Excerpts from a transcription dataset
Segment Open

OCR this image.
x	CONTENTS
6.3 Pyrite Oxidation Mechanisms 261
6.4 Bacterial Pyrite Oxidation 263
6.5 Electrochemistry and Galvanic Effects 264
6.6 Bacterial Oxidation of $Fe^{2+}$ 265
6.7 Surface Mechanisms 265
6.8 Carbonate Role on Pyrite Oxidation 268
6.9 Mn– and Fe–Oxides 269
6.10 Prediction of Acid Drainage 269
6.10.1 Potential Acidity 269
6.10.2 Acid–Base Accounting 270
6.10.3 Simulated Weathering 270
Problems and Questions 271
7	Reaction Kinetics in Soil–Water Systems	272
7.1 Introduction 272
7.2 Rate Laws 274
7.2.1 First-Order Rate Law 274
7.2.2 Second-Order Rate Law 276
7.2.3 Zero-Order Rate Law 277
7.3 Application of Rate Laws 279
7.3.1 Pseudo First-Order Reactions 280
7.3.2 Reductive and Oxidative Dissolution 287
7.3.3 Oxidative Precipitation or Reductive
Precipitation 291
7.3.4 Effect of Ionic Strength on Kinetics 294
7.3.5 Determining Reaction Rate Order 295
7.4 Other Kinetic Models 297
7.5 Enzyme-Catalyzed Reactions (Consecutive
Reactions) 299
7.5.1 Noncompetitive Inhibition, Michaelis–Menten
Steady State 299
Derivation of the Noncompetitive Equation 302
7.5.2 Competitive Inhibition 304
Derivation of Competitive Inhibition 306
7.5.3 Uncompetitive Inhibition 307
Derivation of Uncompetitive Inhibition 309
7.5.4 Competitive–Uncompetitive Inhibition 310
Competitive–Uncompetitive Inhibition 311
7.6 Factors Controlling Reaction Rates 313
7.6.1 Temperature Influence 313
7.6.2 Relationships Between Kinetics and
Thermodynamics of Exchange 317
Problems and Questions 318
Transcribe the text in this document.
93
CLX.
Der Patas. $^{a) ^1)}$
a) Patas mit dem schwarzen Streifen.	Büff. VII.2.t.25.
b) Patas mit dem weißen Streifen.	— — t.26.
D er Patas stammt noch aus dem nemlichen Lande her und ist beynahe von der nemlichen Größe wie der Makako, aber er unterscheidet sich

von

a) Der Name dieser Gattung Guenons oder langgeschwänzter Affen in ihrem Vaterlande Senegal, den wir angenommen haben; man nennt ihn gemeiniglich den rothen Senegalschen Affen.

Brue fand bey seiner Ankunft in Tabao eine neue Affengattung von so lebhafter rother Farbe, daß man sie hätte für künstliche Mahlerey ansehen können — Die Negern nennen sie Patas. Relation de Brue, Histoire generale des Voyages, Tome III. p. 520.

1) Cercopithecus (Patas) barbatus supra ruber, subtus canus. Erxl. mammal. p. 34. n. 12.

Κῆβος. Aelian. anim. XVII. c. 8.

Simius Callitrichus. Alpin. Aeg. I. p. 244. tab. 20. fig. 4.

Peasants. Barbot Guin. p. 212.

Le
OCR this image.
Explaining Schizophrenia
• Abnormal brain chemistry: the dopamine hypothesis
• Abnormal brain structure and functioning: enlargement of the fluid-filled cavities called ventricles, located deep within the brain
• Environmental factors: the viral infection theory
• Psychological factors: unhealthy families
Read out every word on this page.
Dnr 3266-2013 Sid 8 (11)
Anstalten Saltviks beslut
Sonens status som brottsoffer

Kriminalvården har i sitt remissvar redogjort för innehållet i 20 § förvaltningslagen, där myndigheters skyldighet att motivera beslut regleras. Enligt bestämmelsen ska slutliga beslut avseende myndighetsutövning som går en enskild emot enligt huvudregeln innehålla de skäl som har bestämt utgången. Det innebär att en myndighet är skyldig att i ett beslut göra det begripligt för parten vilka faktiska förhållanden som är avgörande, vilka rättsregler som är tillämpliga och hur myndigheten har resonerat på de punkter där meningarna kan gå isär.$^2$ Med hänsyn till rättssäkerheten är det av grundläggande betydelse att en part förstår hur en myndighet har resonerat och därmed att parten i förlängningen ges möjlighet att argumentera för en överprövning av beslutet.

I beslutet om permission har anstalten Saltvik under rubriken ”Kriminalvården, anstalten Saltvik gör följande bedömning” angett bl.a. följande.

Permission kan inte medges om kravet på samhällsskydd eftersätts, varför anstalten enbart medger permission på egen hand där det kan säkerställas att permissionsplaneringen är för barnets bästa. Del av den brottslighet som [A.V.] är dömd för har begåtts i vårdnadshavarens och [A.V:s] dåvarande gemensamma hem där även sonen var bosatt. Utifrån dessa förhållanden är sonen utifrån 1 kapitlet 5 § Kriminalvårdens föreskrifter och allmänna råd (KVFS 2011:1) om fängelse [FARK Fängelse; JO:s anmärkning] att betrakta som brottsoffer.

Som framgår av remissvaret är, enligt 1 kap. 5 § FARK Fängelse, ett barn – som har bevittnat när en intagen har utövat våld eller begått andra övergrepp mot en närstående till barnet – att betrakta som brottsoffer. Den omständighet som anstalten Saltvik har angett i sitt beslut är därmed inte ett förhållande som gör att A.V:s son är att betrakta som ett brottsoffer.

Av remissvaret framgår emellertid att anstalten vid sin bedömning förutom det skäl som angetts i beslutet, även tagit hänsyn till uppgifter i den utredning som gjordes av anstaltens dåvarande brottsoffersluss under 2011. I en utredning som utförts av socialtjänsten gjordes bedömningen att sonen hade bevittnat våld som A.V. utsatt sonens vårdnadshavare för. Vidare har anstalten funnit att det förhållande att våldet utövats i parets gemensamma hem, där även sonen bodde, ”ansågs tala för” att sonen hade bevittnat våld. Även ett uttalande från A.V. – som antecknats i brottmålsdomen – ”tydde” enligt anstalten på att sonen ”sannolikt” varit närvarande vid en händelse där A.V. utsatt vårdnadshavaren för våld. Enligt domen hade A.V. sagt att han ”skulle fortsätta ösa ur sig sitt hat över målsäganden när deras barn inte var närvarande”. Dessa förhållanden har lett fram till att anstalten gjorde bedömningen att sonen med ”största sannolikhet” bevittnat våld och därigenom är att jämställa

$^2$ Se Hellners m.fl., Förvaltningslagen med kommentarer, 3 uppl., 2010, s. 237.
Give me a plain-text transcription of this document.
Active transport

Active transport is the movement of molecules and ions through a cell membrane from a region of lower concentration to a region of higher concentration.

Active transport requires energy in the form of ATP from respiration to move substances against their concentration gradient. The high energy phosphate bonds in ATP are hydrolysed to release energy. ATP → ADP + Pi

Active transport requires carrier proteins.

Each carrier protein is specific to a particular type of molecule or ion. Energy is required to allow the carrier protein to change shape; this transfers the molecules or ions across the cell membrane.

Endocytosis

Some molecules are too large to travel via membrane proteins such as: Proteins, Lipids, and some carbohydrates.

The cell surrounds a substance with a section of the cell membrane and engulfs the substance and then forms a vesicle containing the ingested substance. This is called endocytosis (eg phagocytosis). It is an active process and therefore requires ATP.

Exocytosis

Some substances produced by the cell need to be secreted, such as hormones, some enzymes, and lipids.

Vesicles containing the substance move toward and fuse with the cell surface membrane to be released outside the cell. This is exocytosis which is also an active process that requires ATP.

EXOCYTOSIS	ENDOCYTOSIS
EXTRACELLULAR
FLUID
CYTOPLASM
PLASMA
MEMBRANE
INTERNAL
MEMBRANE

Segment Closed

Exercise objective
Would you filter the entries above and keep each line that has the word "Uncompetitive"?

Solution to this problem
7.5.3 Uncompetitive Inhibition 307
Derivation of Uncompetitive Inhibition 309
7.5.4 Competitive–Uncompetitive Inhibition 310
Competitive–Uncompetitive Inhibition 311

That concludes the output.